- **Aim**:
Sort through the entries below and pull out lines containing the word "인식개선".

- **Supplied records**:

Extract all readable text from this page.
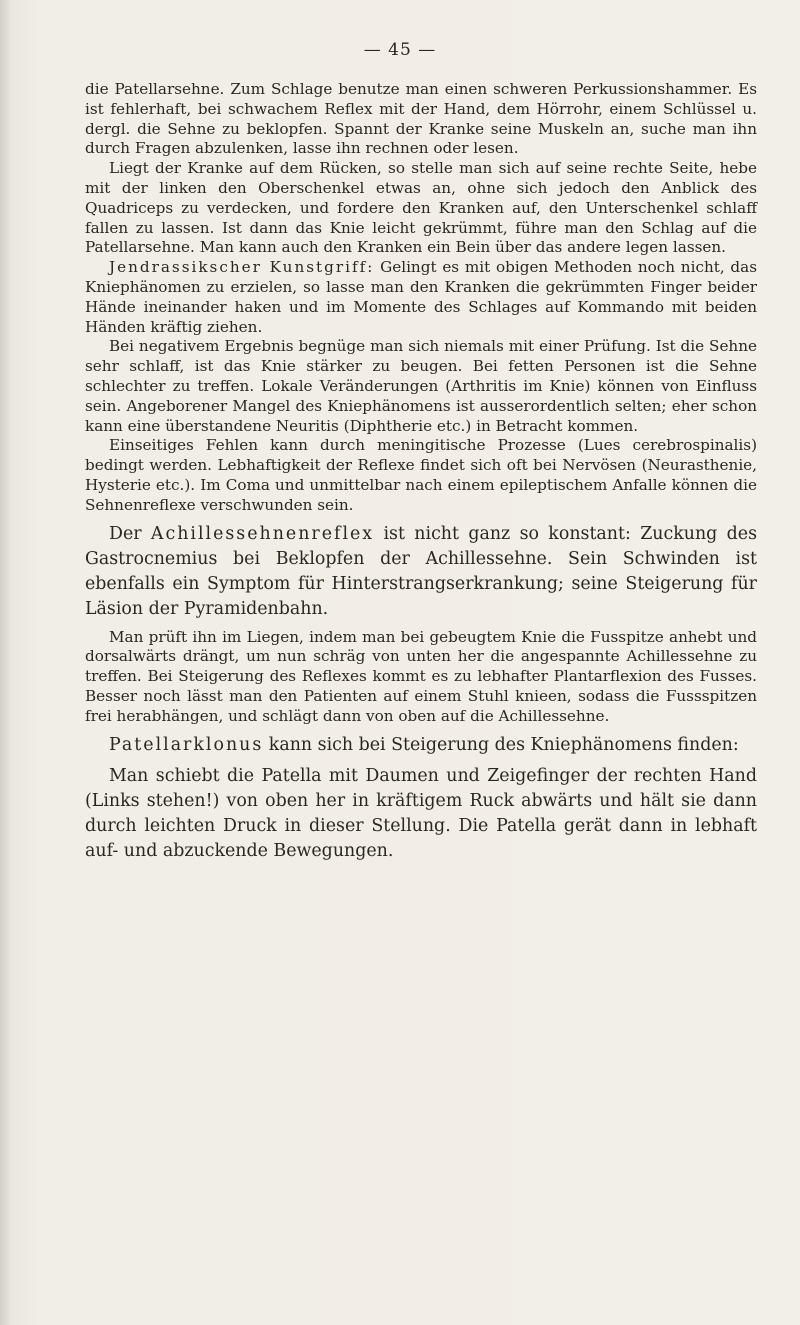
— 45 —

die Patellarsehne. Zum Schlage benutze man einen schweren Perkussionshammer. Es ist fehlerhaft, bei schwachem Reflex mit der Hand, dem Hörrohr, einem Schlüssel u. dergl. die Sehne zu beklopfen. Spannt der Kranke seine Muskeln an, suche man ihn durch Fragen abzulenken, lasse ihn rechnen oder lesen.

Liegt der Kranke auf dem Rücken, so stelle man sich auf seine rechte Seite, hebe mit der linken den Oberschenkel etwas an, ohne sich jedoch den Anblick des Quadriceps zu verdecken, und fordere den Kranken auf, den Unterschenkel schlaff fallen zu lassen. Ist dann das Knie leicht gekrümmt, führe man den Schlag auf die Patellarsehne. Man kann auch den Kranken ein Bein über das andere legen lassen.

Jendrassikscher Kunstgriff: Gelingt es mit obigen Methoden noch nicht, das Kniephänomen zu erzielen, so lasse man den Kranken die gekrümmten Finger beider Hände ineinander haken und im Momente des Schlages auf Kommando mit beiden Händen kräftig ziehen.

Bei negativem Ergebnis begnüge man sich niemals mit einer Prüfung. Ist die Sehne sehr schlaff, ist das Knie stärker zu beugen. Bei fetten Personen ist die Sehne schlechter zu treffen. Lokale Veränderungen (Arthritis im Knie) können von Einfluss sein. Angeborener Mangel des Kniephänomens ist ausserordentlich selten; eher schon kann eine überstandene Neuritis (Diphtherie etc.) in Betracht kommen.

Einseitiges Fehlen kann durch meningitische Prozesse (Lues cerebrospinalis) bedingt werden. Lebhaftigkeit der Reflexe findet sich oft bei Nervösen (Neurasthenie, Hysterie etc.). Im Coma und unmittelbar nach einem epileptischem Anfalle können die Sehnenreflexe verschwunden sein.

Der Achillessehnenreflex ist nicht ganz so konstant: Zuckung des Gastrocnemius bei Beklopfen der Achillessehne. Sein Schwinden ist ebenfalls ein Symptom für Hinterstrangserkrankung; seine Steigerung für Läsion der Pyramidenbahn.

Man prüft ihn im Liegen, indem man bei gebeugtem Knie die Fusspitze anhebt und dorsalwärts drängt, um nun schräg von unten her die angespannte Achillessehne zu treffen. Bei Steigerung des Reflexes kommt es zu lebhafter Plantarflexion des Fusses. Besser noch lässt man den Patienten auf einem Stuhl knieen, sodass die Fussspitzen frei herabhängen, und schlägt dann von oben auf die Achillessehne.

Patellarklonus kann sich bei Steigerung des Kniephänomens finden:

Man schiebt die Patella mit Daumen und Zeigefinger der rechten Hand (Links stehen!) von oben her in kräftigem Ruck abwärts und hält sie dann durch leichten Druck in dieser Stellung. Die Patella gerät dann in lebhaft auf- und abzuckende Bewegungen.
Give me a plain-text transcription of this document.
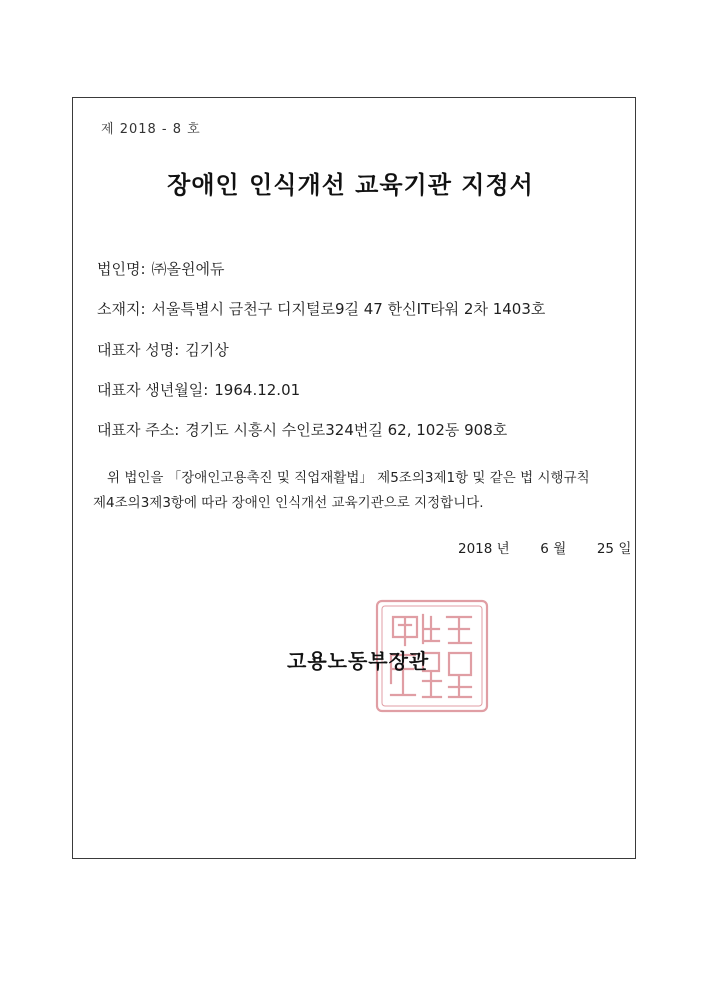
제 2018 - 8 호
장애인 인식개선 교육기관 지정서
법인명: ㈜올윈에듀
소재지: 서울특별시 금천구 디지털로9길 47 한신IT타워 2차 1403호
대표자 성명: 김기상
대표자 생년월일: 1964.12.01
대표자 주소: 경기도 시흥시 수인로324번길 62, 102동 908호
위 법인을 「장애인고용촉진 및 직업재활법」 제5조의3제1항 및 같은 법 시행규칙
제4조의3제3항에 따라 장애인 인식개선 교육기관으로 지정합니다.
2018 년 6 월 25 일
고용노동부장관
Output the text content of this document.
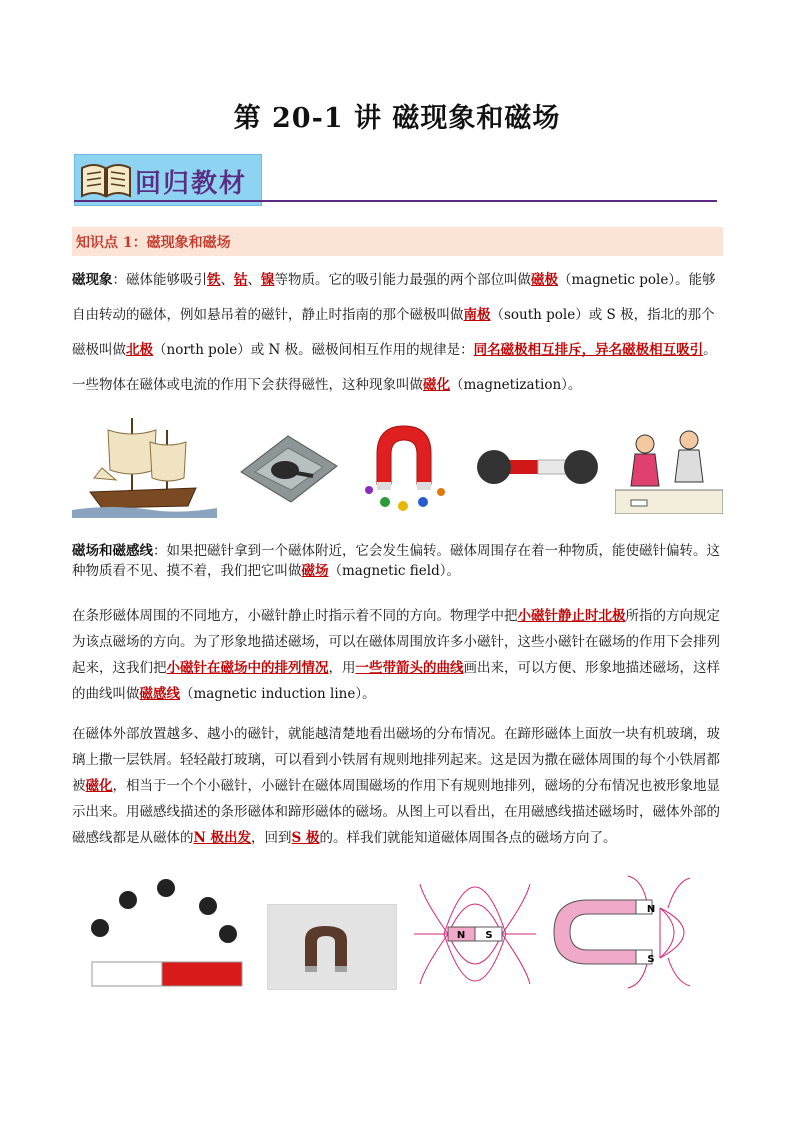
第 20-1 讲 磁现象和磁场
回归教材
知识点 1：磁现象和磁场
磁现象：磁体能够吸引铁、钴、镍等物质。它的吸引能力最强的两个部位叫做磁极（magnetic pole）。能够自由转动的磁体，例如悬吊着的磁针，静止时指南的那个磁极叫做南极（south pole）或 S 极，指北的那个磁极叫做北极（north pole）或 N 极。磁极间相互作用的规律是：同名磁极相互排斥，异名磁极相互吸引。一些物体在磁体或电流的作用下会获得磁性，这种现象叫做磁化（magnetization）。
磁场和磁感线：如果把磁针拿到一个磁体附近，它会发生偏转。磁体周围存在着一种物质，能使磁针偏转。这种物质看不见、摸不着，我们把它叫做磁场（magnetic field）。
在条形磁体周围的不同地方，小磁针静止时指示着不同的方向。物理学中把小磁针静止时北极所指的方向规定为该点磁场的方向。为了形象地描述磁场，可以在磁体周围放许多小磁针，这些小磁针在磁场的作用下会排列起来，这我们把小磁针在磁场中的排列情况，用一些带箭头的曲线画出来，可以方便、形象地描述磁场，这样的曲线叫做磁感线（magnetic induction line）。
在磁体外部放置越多、越小的磁针，就能越清楚地看出磁场的分布情况。在蹄形磁体上面放一块有机玻璃，玻璃上撒一层铁屑。轻轻敲打玻璃，可以看到小铁屑有规则地排列起来。这是因为撒在磁体周围的每个小铁屑都被磁化，相当于一个个小磁针，小磁针在磁体周围磁场的作用下有规则地排列，磁场的分布情况也被形象地显示出来。用磁感线描述的条形磁体和蹄形磁体的磁场。从图上可以看出，在用磁感线描述磁场时，磁体外部的磁感线都是从磁体的N 极出发，回到S 极的。样我们就能知道磁体周围各点的磁场方向了。
N S
N
S
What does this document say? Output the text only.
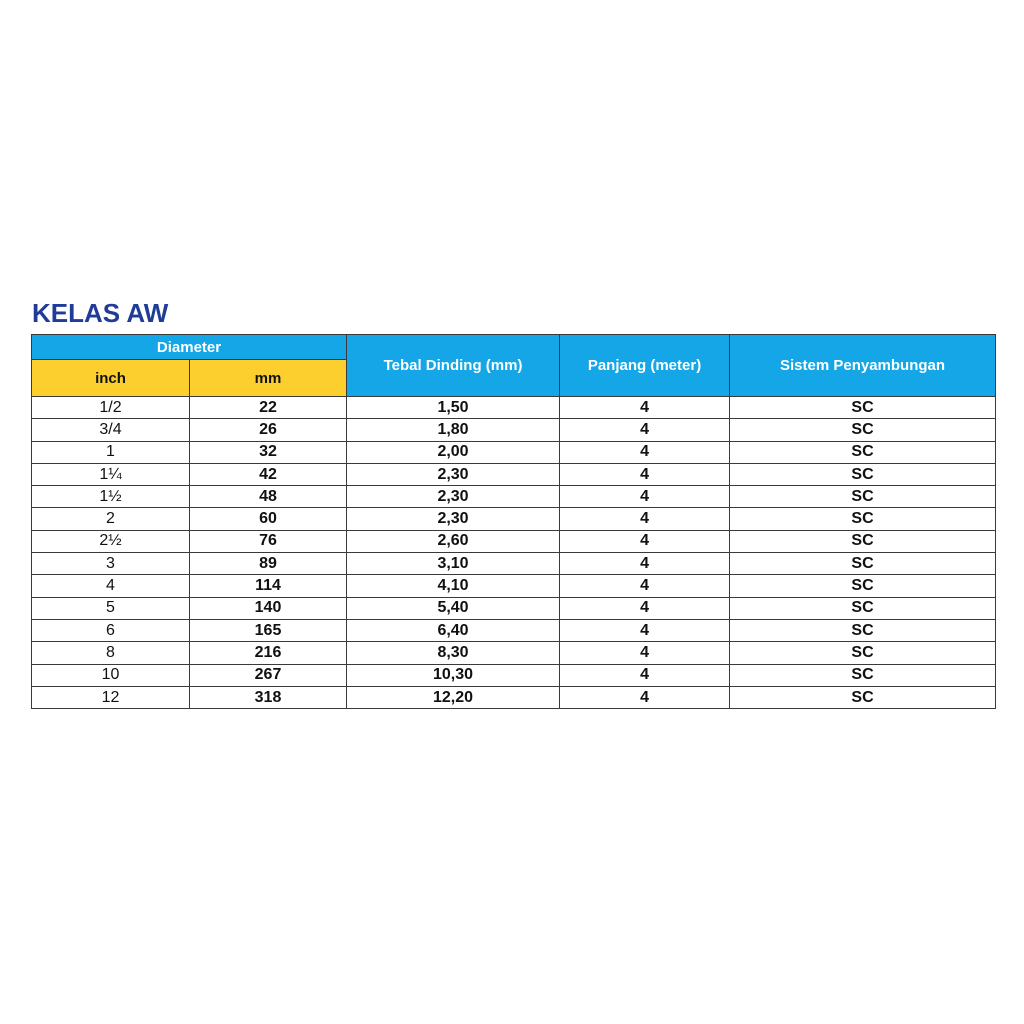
KELAS AW
Diameter		Tebal Dinding (mm)	Panjang (meter)	Sistem Penyambungan
inch	mm			
1/2	22	1,50	4	SC
3/4	26	1,80	4	SC
1	32	2,00	4	SC
1¼	42	2,30	4	SC
1½	48	2,30	4	SC
2	60	2,30	4	SC
2½	76	2,60	4	SC
3	89	3,10	4	SC
4	114	4,10	4	SC
5	140	5,40	4	SC
6	165	6,40	4	SC
8	216	8,30	4	SC
10	267	10,30	4	SC
12	318	12,20	4	SC
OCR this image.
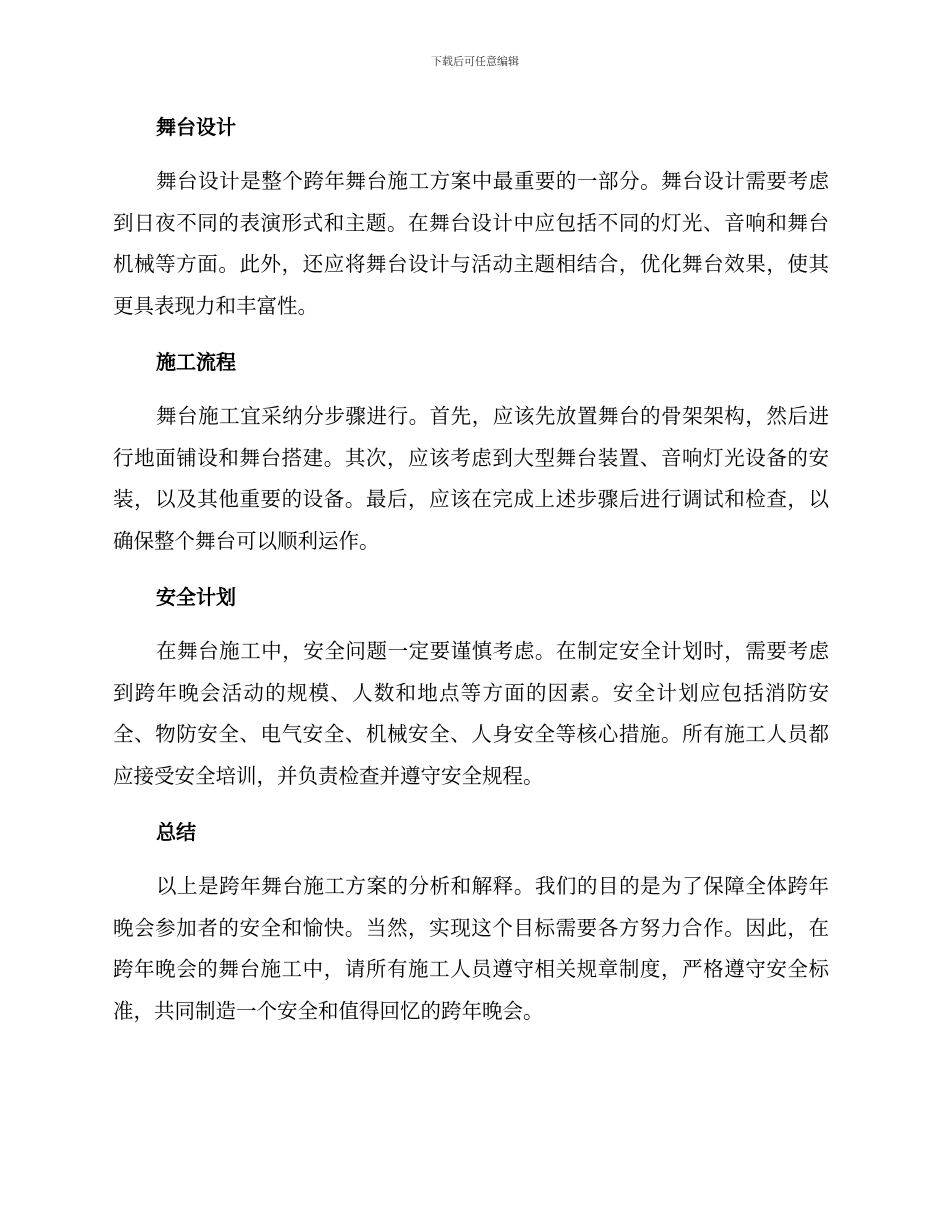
下载后可任意编辑
舞台设计

舞台设计是整个跨年舞台施工方案中最重要的一部分。舞台设计需要考虑到日夜不同的表演形式和主题。在舞台设计中应包括不同的灯光、音响和舞台机械等方面。此外，还应将舞台设计与活动主题相结合，优化舞台效果，使其更具表现力和丰富性。

施工流程

舞台施工宜采纳分步骤进行。首先，应该先放置舞台的骨架架构，然后进行地面铺设和舞台搭建。其次，应该考虑到大型舞台装置、音响灯光设备的安装，以及其他重要的设备。最后，应该在完成上述步骤后进行调试和检查，以确保整个舞台可以顺利运作。

安全计划

在舞台施工中，安全问题一定要谨慎考虑。在制定安全计划时，需要考虑到跨年晚会活动的规模、人数和地点等方面的因素。安全计划应包括消防安全、物防安全、电气安全、机械安全、人身安全等核心措施。所有施工人员都应接受安全培训，并负责检查并遵守安全规程。

总结

以上是跨年舞台施工方案的分析和解释。我们的目的是为了保障全体跨年晚会参加者的安全和愉快。当然，实现这个目标需要各方努力合作。因此，在跨年晚会的舞台施工中，请所有施工人员遵守相关规章制度，严格遵守安全标准，共同制造一个安全和值得回忆的跨年晚会。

- **Exercise solution**:
장애인 인식개선 교육기관 지정서
제4조의3제3항에 따라 장애인 인식개선 교육기관으로 지정합니다.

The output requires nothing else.